> [Problems to work on]
1) Which scripture citations appear in parentheses in the commentary on idols? List every one.
2) Copy the records from the line that contains "bar[interactable] xyxy=(1642,968,1647,1172)" through the line that contains "bar[interactable] xyxy=(2197,875,2203,1172)", including both of those lines.

> [Source document]
....................

Half of [the chopped-down tree] he burns up in a fire; With that half he roasts the meat that he eats, and he is satisfied. He also warms himself and says: “Ah! I am warm as I watch the fire.” But the rest of it he makes into a god, into his carved image. He bows down to it and worships it. He prays to it and says: “Save me, for you are my god.” (Isaiah 44:16-17)
That’s not too bright, is it? It’s part of a passage, verses 9-20, that circles around to reiterate, add details, and drive home the point of how dumb it is that his god, that he has made, should be made of the same stuff as fuels his stove. Three hundred years later, Diagoras of Melos showed just how dumb it was. His fuel running out while cooking lentils, he reached for a wood statue of Hercules. This was the god known for his mythical twelve labors. Diagoras broke it up, added it to the fire and quipped, Let Hercules perform his 13th labor. If Hercules truly was a god, stop him, do something about it. But as far as anyone knows, the god of wood instead performed his new assignment. Diagoras emerged well-fed.
Jehovah’s prophet bullies them around, too. He doesn’t go so far as to chop them up for the fire, but he does tell them to put up or shut up:
“Tell us what will happen in the future, So that we may know that you are gods. Yes, do something, good or bad, So that we may be amazed when we see it.” (Isaiah 41:23)
He hauls them all into court two chapters later. Jehovah is there too and he makes them offer testimony that they are not just deadbeat gods in metal or wood form. That’s not entirely fair, since they can’t speak and Jehovah knows that. So, since they are mute, let them produce witnesses who will testify for them:
“Let them bring forth their witnesses to prove them right, and let them hear and say, ‘It is true.” (43:9)

....................

Records of where elements appear:
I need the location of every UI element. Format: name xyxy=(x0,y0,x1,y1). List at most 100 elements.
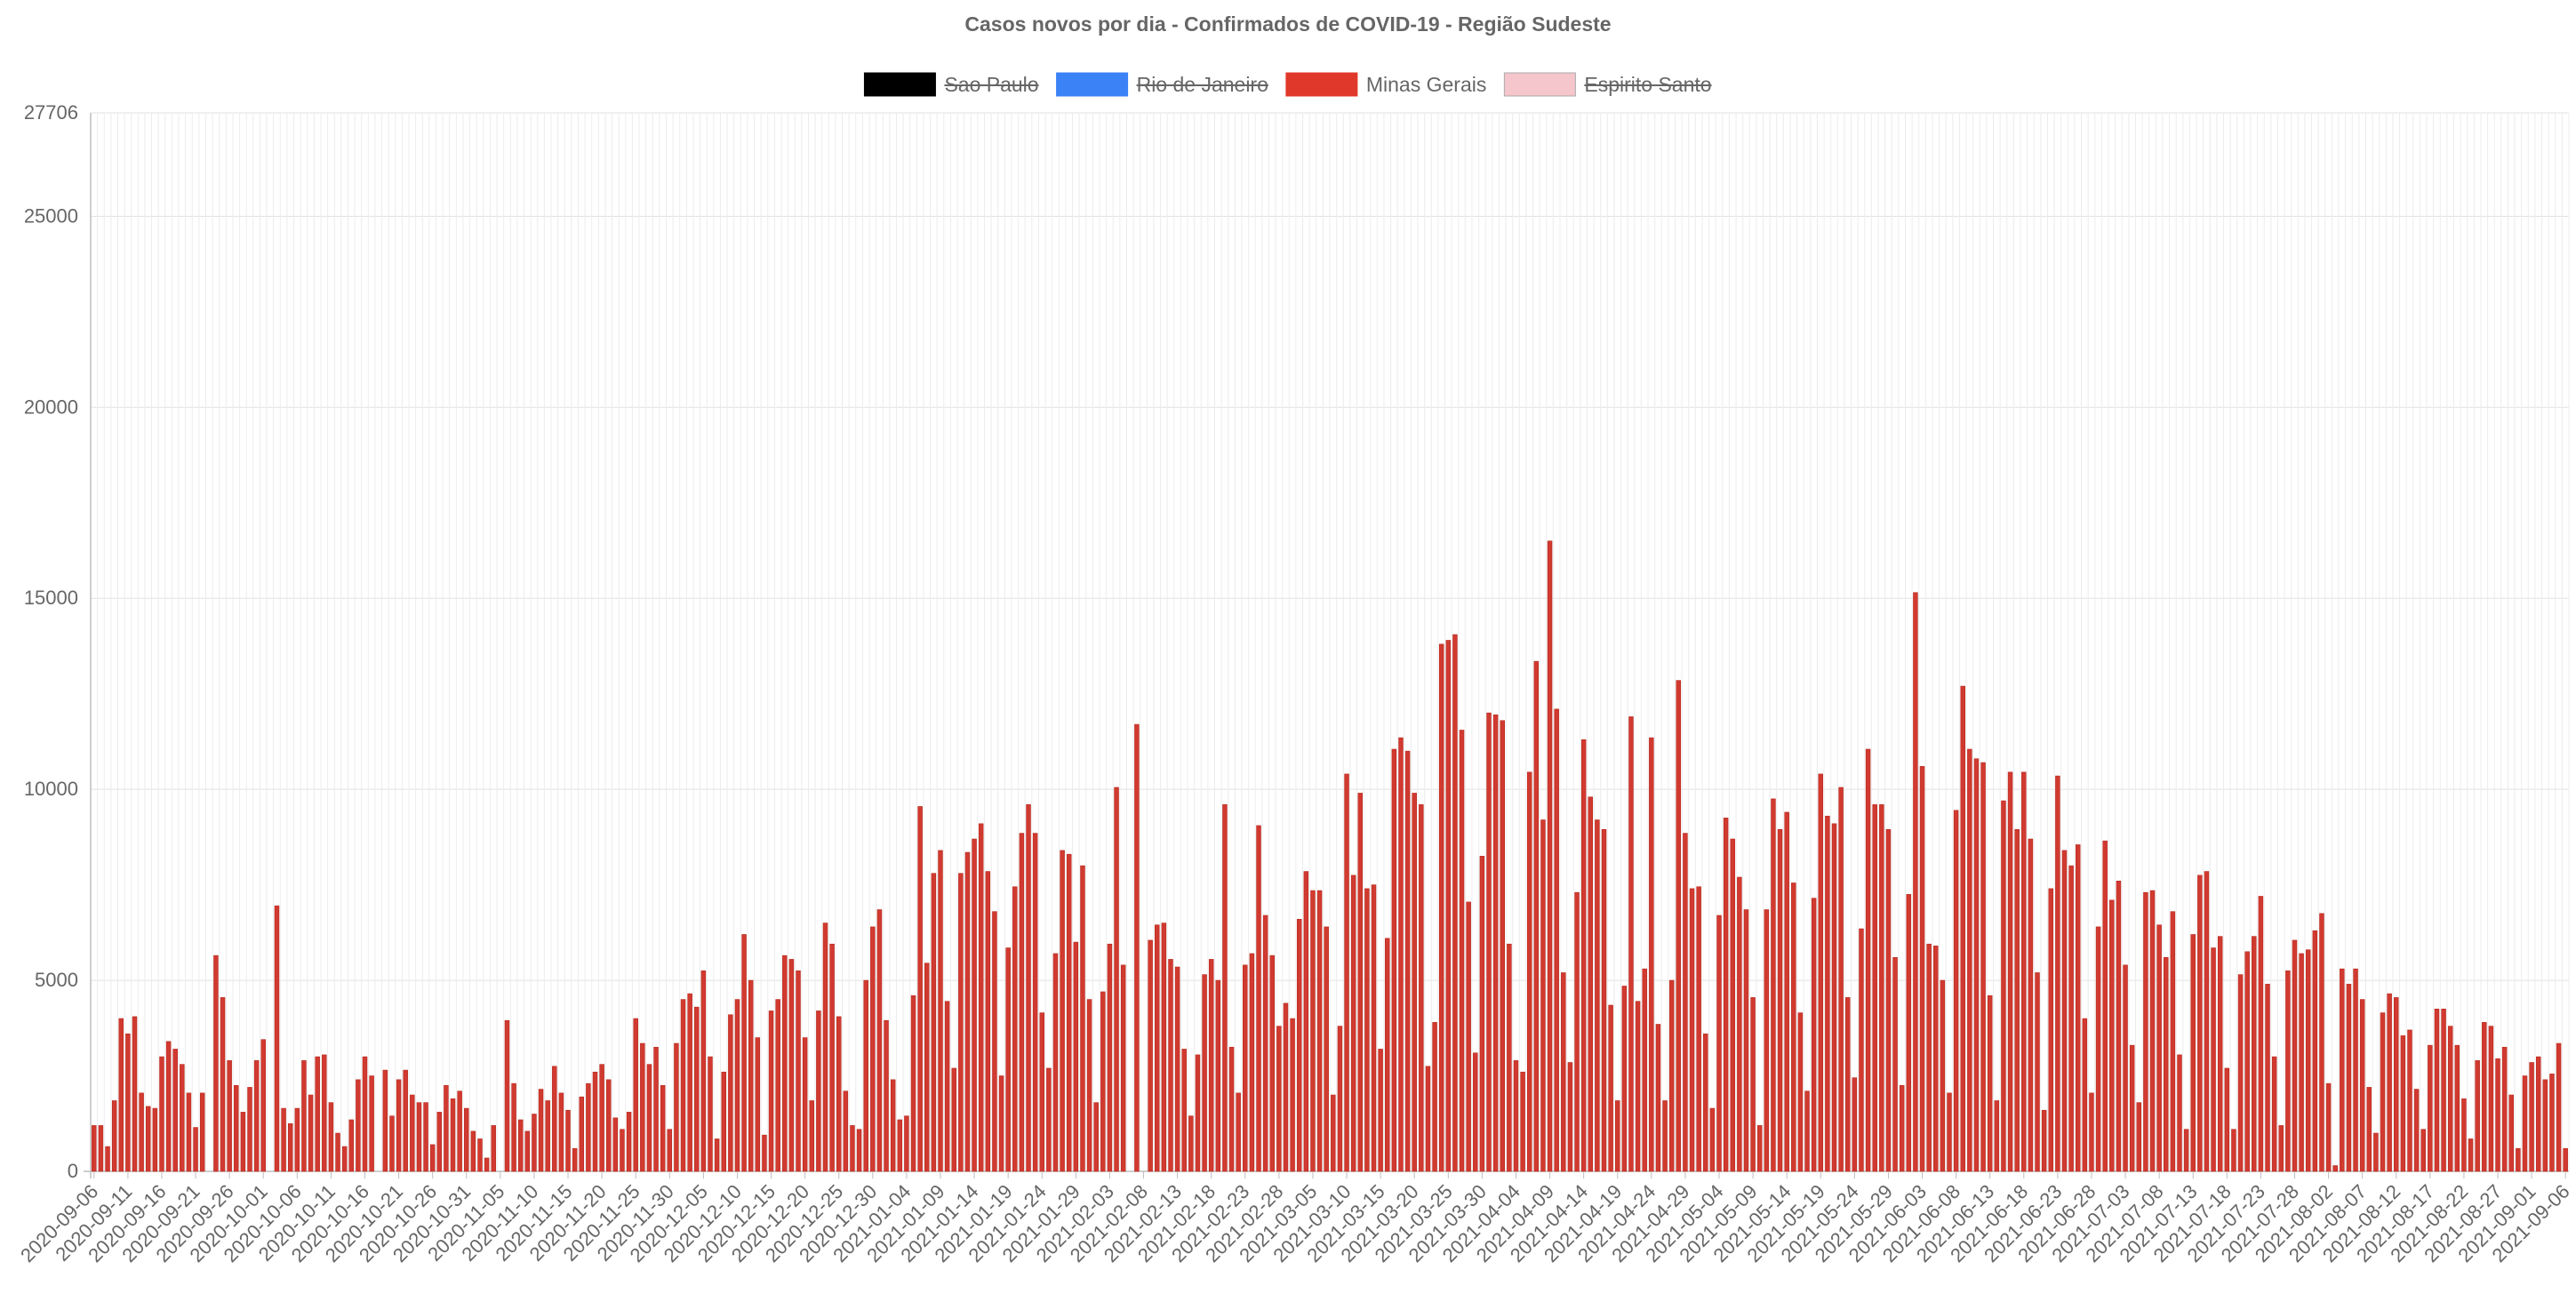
bar[interactable] xyxy=(1642,968,1647,1172)
bar[interactable] xyxy=(2292,939,2298,1172)
bar[interactable] xyxy=(436,1112,443,1172)
bar[interactable] xyxy=(2055,775,2060,1172)
bar[interactable] xyxy=(856,1129,862,1172)
bar[interactable] xyxy=(964,851,971,1172)
bar[interactable] xyxy=(1730,838,1735,1172)
bar[interactable] xyxy=(721,1071,726,1172)
bar[interactable] xyxy=(2373,1132,2379,1172)
bar[interactable] xyxy=(1073,941,1079,1172)
bar[interactable] xyxy=(1615,1100,1620,1172)
bar[interactable] xyxy=(2197,875,2203,1172)
bar[interactable] xyxy=(2007,771,2013,1172)
bar[interactable] xyxy=(504,1019,510,1172)
bar[interactable] xyxy=(1791,883,1796,1172)
bar[interactable] xyxy=(1676,680,1682,1172)
bar[interactable] xyxy=(2413,1089,2420,1172)
bar[interactable] xyxy=(1215,979,1221,1172)
bar[interactable] xyxy=(1919,766,1925,1172)
bar[interactable] xyxy=(2170,911,2176,1172)
bar[interactable] xyxy=(667,1129,673,1172)
bar[interactable] xyxy=(2420,1129,2426,1172)
bar[interactable] xyxy=(2387,993,2392,1172)
bar[interactable] xyxy=(1039,1012,1044,1172)
bar[interactable] xyxy=(1580,739,1587,1172)
bar[interactable] xyxy=(653,1046,659,1172)
bar[interactable] xyxy=(322,1054,327,1172)
bar[interactable] xyxy=(2428,1044,2433,1172)
bar[interactable] xyxy=(2482,1022,2487,1172)
bar[interactable] xyxy=(1547,540,1553,1172)
bar[interactable] xyxy=(362,1056,368,1172)
bar[interactable] xyxy=(1412,793,1417,1172)
bar[interactable] xyxy=(1086,999,1092,1172)
bar[interactable] xyxy=(2021,771,2027,1172)
bar[interactable] xyxy=(626,1112,632,1172)
bar[interactable] xyxy=(2353,968,2358,1172)
bar[interactable] xyxy=(146,1106,151,1172)
bar[interactable] xyxy=(2028,838,2034,1172)
bar[interactable] xyxy=(809,1100,814,1172)
bar[interactable] xyxy=(369,1075,374,1172)
bar[interactable] xyxy=(2454,1044,2460,1172)
bar[interactable] xyxy=(1831,823,1837,1172)
bar[interactable] xyxy=(958,873,964,1172)
bar[interactable] xyxy=(2359,999,2365,1172)
bar[interactable] xyxy=(931,873,937,1172)
bar[interactable] xyxy=(484,1157,490,1172)
bar[interactable] xyxy=(2488,1026,2494,1172)
bar[interactable] xyxy=(2549,1074,2555,1172)
bar[interactable] xyxy=(1811,898,1817,1172)
bar[interactable] xyxy=(524,1130,531,1172)
bar[interactable] xyxy=(125,1033,131,1172)
bar[interactable] xyxy=(517,1119,524,1172)
legend-label[interactable]: Minas Gerais xyxy=(1366,73,1486,96)
bar[interactable] xyxy=(1350,875,1356,1172)
bar[interactable] xyxy=(186,1092,192,1172)
bar[interactable] xyxy=(1371,884,1377,1172)
bar[interactable] xyxy=(1331,1094,1336,1172)
bar[interactable] xyxy=(910,994,916,1172)
bar[interactable] xyxy=(2102,840,2108,1172)
bar[interactable] xyxy=(938,850,943,1172)
bar[interactable] xyxy=(762,1134,767,1172)
bar[interactable] xyxy=(694,1006,700,1172)
bar[interactable] xyxy=(1385,938,1390,1172)
bar[interactable] xyxy=(572,1147,578,1172)
bar[interactable] xyxy=(579,1096,585,1172)
bar[interactable] xyxy=(755,1037,761,1172)
bar[interactable] xyxy=(287,1122,293,1172)
bar[interactable] xyxy=(2271,1056,2277,1172)
bar[interactable] xyxy=(234,1084,239,1172)
bar[interactable] xyxy=(1357,793,1364,1172)
bar[interactable] xyxy=(1107,943,1113,1172)
bar[interactable] xyxy=(951,1067,956,1172)
bar[interactable] xyxy=(1134,723,1140,1172)
bar[interactable] xyxy=(2434,1009,2440,1172)
bar[interactable] xyxy=(680,999,686,1172)
bar[interactable] xyxy=(2394,997,2399,1172)
bar[interactable] xyxy=(328,1102,334,1172)
bar[interactable] xyxy=(294,1107,300,1172)
bar[interactable] xyxy=(2183,1129,2189,1172)
bar[interactable] xyxy=(227,1060,232,1172)
bar[interactable] xyxy=(1344,773,1349,1172)
bar[interactable] xyxy=(1696,886,1701,1172)
bar[interactable] xyxy=(1906,894,1912,1172)
bar[interactable] xyxy=(782,955,788,1172)
bar[interactable] xyxy=(2366,1087,2372,1172)
bar[interactable] xyxy=(2299,953,2304,1172)
bar[interactable] xyxy=(1303,871,1309,1172)
bar[interactable] xyxy=(1486,712,1492,1172)
bar[interactable] xyxy=(1466,901,1471,1172)
bar[interactable] xyxy=(924,963,930,1172)
bar[interactable] xyxy=(1316,890,1323,1172)
bar[interactable] xyxy=(1933,946,1939,1172)
bar[interactable] xyxy=(985,871,991,1172)
bar[interactable] xyxy=(2258,896,2264,1172)
bar[interactable] xyxy=(1324,926,1329,1172)
bar[interactable] xyxy=(1892,956,1898,1172)
bar[interactable] xyxy=(2340,968,2345,1172)
bar[interactable] xyxy=(1852,1077,1858,1172)
bar[interactable] xyxy=(1561,972,1566,1172)
bar[interactable] xyxy=(1818,773,1824,1172)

....................

> [Answers provided]
1)
Isaiah 44:16-17
Isaiah 41:23
43:9

2)
bar[interactable] xyxy=(1642,968,1647,1172)
bar[interactable] xyxy=(2292,939,2298,1172)
bar[interactable] xyxy=(436,1112,443,1172)
bar[interactable] xyxy=(2055,775,2060,1172)
bar[interactable] xyxy=(856,1129,862,1172)
bar[interactable] xyxy=(964,851,971,1172)
bar[interactable] xyxy=(1730,838,1735,1172)
bar[interactable] xyxy=(721,1071,726,1172)
bar[interactable] xyxy=(2373,1132,2379,1172)
bar[interactable] xyxy=(1073,941,1079,1172)
bar[interactable] xyxy=(1615,1100,1620,1172)
bar[interactable] xyxy=(2197,875,2203,1172)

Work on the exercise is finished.